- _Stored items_
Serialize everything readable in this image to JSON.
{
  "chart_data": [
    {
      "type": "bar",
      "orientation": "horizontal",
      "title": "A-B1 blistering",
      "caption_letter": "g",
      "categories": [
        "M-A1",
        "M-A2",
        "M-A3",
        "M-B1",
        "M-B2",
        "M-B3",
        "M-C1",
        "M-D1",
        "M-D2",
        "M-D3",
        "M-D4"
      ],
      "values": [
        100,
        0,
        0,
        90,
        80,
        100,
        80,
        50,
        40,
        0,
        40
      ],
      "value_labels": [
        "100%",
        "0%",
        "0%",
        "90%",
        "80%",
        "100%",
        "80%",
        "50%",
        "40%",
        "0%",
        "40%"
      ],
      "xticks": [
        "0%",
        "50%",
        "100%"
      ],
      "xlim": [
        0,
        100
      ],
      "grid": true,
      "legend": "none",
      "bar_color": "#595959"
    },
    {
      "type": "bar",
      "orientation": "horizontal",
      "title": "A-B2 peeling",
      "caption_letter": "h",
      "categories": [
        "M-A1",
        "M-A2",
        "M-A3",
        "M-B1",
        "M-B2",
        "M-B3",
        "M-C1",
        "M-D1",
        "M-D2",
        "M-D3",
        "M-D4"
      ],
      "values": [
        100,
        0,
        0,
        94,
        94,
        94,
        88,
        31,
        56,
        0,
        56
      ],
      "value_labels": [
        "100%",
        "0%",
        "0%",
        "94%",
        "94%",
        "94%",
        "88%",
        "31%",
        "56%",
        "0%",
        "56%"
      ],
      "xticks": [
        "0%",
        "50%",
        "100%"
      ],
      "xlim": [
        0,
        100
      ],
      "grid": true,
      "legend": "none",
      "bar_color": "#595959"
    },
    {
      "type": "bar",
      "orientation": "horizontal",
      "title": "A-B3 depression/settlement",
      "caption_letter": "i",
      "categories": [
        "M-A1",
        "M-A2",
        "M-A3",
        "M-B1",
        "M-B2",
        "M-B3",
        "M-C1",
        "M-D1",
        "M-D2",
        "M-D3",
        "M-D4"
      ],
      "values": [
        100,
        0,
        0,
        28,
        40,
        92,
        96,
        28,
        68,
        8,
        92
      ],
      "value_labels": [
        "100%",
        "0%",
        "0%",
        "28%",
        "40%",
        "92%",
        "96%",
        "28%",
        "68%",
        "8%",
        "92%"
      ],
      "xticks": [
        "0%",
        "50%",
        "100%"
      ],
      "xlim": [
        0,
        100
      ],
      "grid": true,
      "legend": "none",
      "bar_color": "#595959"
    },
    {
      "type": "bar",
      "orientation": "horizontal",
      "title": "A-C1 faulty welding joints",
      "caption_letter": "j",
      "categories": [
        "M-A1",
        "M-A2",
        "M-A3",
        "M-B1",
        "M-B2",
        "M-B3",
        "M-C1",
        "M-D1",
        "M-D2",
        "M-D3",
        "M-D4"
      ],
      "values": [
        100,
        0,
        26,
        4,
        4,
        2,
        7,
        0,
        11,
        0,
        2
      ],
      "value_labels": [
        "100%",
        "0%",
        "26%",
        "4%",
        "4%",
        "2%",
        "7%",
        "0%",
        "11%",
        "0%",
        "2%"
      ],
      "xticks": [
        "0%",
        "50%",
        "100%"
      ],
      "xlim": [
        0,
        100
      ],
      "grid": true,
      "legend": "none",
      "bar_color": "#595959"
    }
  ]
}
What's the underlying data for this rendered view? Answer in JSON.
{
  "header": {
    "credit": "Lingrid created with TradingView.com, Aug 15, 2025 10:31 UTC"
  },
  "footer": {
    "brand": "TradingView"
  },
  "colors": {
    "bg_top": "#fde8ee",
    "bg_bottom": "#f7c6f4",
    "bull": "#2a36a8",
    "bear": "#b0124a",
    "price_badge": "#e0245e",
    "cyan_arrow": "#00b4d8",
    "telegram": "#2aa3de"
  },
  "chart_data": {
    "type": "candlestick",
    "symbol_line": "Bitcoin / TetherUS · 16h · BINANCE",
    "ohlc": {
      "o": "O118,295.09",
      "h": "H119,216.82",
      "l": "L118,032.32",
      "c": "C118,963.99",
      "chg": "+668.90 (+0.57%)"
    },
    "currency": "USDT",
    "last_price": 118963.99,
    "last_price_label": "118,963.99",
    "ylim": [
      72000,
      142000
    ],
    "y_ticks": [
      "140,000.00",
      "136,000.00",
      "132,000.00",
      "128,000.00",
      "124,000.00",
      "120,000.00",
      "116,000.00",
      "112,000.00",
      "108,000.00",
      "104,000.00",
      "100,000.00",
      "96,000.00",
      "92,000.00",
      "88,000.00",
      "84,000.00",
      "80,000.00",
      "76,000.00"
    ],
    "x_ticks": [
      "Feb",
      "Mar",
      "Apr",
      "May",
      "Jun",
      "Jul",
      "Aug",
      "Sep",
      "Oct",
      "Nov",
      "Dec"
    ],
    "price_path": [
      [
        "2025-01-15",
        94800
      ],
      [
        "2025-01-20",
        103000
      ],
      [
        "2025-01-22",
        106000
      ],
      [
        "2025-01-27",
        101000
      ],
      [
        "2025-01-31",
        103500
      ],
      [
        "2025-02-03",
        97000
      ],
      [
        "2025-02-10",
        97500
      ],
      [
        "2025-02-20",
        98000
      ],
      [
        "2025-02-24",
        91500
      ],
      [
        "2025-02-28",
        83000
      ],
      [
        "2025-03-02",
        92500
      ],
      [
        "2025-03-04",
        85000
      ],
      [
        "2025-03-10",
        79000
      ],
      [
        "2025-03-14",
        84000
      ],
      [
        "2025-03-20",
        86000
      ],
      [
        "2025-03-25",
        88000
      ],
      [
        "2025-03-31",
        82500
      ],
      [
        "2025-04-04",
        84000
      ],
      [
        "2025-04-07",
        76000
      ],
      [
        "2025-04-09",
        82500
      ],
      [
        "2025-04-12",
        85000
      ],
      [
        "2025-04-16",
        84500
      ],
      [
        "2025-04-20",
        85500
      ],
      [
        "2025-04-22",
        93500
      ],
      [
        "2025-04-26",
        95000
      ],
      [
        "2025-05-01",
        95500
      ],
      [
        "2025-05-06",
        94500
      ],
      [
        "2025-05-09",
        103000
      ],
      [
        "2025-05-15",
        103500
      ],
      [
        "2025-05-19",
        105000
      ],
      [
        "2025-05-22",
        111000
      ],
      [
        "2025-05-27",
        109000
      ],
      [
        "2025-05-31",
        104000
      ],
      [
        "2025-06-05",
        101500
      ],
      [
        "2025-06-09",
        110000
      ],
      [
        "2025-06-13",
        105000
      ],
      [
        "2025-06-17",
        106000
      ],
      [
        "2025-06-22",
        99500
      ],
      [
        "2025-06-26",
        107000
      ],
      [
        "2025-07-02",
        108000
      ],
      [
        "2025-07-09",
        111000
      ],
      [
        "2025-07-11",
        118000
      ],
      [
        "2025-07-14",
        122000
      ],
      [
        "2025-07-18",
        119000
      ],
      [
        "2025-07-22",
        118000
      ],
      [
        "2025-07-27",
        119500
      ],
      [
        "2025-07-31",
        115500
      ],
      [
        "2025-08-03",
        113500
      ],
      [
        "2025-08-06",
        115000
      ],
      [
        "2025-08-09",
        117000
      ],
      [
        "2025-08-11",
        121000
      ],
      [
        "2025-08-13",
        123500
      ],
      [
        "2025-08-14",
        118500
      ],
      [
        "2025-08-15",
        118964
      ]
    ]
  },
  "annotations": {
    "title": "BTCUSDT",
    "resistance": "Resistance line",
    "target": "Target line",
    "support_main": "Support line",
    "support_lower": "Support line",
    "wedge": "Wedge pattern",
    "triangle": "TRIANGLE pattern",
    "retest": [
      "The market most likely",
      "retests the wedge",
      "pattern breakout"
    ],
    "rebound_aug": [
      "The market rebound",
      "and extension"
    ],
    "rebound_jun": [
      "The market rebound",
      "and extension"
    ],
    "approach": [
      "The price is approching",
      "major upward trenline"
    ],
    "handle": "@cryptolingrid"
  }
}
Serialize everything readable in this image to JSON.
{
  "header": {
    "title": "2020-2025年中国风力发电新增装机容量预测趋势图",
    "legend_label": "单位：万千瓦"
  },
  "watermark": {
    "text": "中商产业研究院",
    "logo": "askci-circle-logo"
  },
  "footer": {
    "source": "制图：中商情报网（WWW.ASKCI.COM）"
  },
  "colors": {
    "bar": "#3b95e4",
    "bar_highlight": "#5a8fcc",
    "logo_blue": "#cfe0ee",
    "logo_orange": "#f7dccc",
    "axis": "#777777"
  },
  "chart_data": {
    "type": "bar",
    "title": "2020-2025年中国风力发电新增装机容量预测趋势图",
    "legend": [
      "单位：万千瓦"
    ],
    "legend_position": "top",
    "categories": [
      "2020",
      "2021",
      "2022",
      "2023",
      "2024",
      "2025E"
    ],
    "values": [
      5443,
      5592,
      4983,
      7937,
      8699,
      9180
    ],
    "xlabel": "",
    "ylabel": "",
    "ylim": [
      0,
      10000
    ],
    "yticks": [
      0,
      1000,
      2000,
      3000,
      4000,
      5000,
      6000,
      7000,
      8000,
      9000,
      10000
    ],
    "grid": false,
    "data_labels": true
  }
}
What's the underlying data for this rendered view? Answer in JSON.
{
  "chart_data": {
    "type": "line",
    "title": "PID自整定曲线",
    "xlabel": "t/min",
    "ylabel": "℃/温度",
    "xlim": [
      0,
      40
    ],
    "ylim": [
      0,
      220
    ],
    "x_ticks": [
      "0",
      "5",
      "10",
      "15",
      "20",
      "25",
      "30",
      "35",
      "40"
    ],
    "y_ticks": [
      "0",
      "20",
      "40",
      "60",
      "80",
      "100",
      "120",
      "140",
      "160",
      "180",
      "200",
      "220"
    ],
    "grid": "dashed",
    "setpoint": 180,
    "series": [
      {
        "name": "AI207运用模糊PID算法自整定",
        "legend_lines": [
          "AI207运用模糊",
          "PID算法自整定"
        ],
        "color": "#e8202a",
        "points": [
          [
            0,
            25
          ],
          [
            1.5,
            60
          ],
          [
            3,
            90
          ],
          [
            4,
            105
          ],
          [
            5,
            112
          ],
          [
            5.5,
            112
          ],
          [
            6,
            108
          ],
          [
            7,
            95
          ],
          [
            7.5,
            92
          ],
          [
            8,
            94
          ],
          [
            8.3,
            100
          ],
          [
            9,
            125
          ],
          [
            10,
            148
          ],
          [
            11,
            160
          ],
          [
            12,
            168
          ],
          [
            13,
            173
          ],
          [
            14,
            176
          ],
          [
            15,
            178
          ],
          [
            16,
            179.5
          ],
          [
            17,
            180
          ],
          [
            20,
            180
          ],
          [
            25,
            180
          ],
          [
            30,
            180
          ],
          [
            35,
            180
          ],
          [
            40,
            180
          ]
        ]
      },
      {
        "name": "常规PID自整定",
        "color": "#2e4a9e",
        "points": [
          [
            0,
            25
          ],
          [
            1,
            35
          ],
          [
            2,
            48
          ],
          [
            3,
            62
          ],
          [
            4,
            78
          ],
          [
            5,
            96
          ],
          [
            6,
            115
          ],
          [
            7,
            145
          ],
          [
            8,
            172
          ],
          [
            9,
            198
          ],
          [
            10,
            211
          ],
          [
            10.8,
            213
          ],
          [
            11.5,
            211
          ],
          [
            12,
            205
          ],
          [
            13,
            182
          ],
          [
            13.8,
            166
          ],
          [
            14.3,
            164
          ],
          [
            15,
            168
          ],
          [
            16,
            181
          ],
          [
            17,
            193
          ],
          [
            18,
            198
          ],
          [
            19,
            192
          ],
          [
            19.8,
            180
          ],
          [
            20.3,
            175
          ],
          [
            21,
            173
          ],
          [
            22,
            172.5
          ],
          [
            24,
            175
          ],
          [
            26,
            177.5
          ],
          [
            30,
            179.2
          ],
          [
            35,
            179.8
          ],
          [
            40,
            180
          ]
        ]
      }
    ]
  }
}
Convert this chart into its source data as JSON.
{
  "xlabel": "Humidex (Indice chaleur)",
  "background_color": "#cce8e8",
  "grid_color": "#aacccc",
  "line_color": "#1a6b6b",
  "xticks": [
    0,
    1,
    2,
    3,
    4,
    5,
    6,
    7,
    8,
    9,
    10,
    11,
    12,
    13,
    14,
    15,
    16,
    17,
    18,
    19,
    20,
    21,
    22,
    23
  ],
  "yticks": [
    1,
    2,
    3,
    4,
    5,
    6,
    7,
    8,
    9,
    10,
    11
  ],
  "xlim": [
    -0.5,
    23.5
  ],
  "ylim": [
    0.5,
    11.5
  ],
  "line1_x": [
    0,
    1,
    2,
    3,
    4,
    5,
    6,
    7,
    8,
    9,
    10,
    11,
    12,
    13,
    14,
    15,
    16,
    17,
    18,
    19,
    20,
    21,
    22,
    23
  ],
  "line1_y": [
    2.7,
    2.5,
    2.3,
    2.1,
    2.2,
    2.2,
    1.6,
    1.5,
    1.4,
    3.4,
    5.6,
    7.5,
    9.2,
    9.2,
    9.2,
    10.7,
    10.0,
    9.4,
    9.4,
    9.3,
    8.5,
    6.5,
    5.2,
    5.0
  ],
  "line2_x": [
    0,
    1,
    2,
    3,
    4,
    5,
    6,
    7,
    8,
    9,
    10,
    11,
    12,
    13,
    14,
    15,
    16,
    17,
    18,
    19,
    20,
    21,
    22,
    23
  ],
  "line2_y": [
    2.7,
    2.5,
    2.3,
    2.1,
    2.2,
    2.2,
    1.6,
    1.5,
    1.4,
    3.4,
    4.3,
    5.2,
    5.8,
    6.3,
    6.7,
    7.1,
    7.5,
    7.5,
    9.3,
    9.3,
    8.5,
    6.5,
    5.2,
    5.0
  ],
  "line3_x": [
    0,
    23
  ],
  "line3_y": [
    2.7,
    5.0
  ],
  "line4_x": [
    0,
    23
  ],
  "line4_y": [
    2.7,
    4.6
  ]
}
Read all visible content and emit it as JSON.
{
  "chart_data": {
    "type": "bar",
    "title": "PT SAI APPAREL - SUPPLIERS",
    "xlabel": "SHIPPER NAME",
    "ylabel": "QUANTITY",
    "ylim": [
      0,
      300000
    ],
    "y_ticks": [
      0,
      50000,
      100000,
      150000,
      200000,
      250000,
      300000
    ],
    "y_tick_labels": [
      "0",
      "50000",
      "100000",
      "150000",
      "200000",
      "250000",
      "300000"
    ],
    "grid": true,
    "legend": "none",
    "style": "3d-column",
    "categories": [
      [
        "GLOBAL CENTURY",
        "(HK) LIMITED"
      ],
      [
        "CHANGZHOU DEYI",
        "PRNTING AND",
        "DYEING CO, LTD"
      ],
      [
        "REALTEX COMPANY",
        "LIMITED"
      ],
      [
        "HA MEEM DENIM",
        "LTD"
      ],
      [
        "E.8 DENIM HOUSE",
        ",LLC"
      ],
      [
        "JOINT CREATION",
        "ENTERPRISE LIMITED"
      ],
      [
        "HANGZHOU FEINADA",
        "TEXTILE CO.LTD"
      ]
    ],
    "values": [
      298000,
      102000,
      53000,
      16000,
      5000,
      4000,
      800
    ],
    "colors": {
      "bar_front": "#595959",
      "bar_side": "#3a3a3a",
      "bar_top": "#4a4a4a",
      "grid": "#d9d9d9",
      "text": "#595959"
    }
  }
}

- _Exercise_
Write out each line of the data that holds the string "source".

- _Response to the exercise_
    "source": "制图：中商情报网（WWW.ASKCI.COM）"
Convert this chart into its source data as JSON.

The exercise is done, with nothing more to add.